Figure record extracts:
****************
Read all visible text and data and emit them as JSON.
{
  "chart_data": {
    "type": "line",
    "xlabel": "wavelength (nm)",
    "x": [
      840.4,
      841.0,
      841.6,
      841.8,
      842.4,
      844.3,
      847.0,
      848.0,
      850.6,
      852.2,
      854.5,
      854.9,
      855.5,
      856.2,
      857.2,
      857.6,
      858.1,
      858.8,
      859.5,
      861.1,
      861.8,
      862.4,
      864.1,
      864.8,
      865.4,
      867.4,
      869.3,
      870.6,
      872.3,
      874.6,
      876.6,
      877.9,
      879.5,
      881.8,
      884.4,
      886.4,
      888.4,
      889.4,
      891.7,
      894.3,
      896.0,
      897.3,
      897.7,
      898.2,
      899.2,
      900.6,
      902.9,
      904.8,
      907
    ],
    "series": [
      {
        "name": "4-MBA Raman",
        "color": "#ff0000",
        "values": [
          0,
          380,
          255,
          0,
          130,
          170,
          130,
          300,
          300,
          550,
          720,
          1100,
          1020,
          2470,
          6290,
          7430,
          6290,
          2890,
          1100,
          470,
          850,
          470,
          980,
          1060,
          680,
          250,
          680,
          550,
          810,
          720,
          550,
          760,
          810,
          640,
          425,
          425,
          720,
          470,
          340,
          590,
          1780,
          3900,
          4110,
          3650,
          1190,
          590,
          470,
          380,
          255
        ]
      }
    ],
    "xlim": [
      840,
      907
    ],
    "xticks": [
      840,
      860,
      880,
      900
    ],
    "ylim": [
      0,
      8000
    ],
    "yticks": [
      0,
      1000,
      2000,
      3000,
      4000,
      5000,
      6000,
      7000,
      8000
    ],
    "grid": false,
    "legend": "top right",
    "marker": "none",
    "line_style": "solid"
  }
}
****************
Problem requirements:
Go through the entries and repeat each one exactly.

Exercise solution:
Read all visible text and data and emit them as JSON.
{
  "chart_data": {
    "type": "line",
    "xlabel": "wavelength (nm)",
    "x": [
      840.4,
      841.0,
      841.6,
      841.8,
      842.4,
      844.3,
      847.0,
      848.0,
      850.6,
      852.2,
      854.5,
      854.9,
      855.5,
      856.2,
      857.2,
      857.6,
      858.1,
      858.8,
      859.5,
      861.1,
      861.8,
      862.4,
      864.1,
      864.8,
      865.4,
      867.4,
      869.3,
      870.6,
      872.3,
      874.6,
      876.6,
      877.9,
      879.5,
      881.8,
      884.4,
      886.4,
      888.4,
      889.4,
      891.7,
      894.3,
      896.0,
      897.3,
      897.7,
      898.2,
      899.2,
      900.6,
      902.9,
      904.8,
      907
    ],
    "series": [
      {
        "name": "4-MBA Raman",
        "color": "#ff0000",
        "values": [
          0,
          380,
          255,
          0,
          130,
          170,
          130,
          300,
          300,
          550,
          720,
          1100,
          1020,
          2470,
          6290,
          7430,
          6290,
          2890,
          1100,
          470,
          850,
          470,
          980,
          1060,
          680,
          250,
          680,
          550,
          810,
          720,
          550,
          760,
          810,
          640,
          425,
          425,
          720,
          470,
          340,
          590,
          1780,
          3900,
          4110,
          3650,
          1190,
          590,
          470,
          380,
          255
        ]
      }
    ],
    "xlim": [
      840,
      907
    ],
    "xticks": [
      840,
      860,
      880,
      900
    ],
    "ylim": [
      0,
      8000
    ],
    "yticks": [
      0,
      1000,
      2000,
      3000,
      4000,
      5000,
      6000,
      7000,
      8000
    ],
    "grid": false,
    "legend": "top right",
    "marker": "none",
    "line_style": "solid"
  }
}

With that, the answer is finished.